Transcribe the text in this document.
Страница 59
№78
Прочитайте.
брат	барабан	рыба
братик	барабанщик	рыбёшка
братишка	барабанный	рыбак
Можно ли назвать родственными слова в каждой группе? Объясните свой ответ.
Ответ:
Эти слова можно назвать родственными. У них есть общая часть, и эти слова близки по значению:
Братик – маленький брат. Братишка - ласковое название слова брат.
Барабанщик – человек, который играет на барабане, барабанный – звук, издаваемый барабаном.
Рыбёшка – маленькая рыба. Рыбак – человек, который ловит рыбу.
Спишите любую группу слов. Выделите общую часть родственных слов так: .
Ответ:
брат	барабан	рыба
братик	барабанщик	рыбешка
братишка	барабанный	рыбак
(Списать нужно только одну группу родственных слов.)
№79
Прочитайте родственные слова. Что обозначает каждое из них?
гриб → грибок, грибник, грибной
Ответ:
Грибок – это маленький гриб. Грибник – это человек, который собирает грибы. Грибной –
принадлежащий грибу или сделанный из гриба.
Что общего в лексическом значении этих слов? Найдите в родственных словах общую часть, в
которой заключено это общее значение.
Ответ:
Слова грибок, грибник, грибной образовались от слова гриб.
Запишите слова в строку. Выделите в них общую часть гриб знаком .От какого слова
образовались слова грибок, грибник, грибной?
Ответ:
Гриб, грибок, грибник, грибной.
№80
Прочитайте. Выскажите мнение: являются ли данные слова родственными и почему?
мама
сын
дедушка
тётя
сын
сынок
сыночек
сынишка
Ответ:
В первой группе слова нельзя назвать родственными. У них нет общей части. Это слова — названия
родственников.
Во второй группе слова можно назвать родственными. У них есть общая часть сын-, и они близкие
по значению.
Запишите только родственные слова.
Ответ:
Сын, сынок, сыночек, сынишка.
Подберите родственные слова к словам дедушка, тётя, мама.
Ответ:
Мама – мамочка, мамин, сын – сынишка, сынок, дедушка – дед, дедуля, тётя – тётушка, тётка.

::::::

(Set problem): In the material above, how many lines hold the word "есть"? Say only the number.

(Response): 2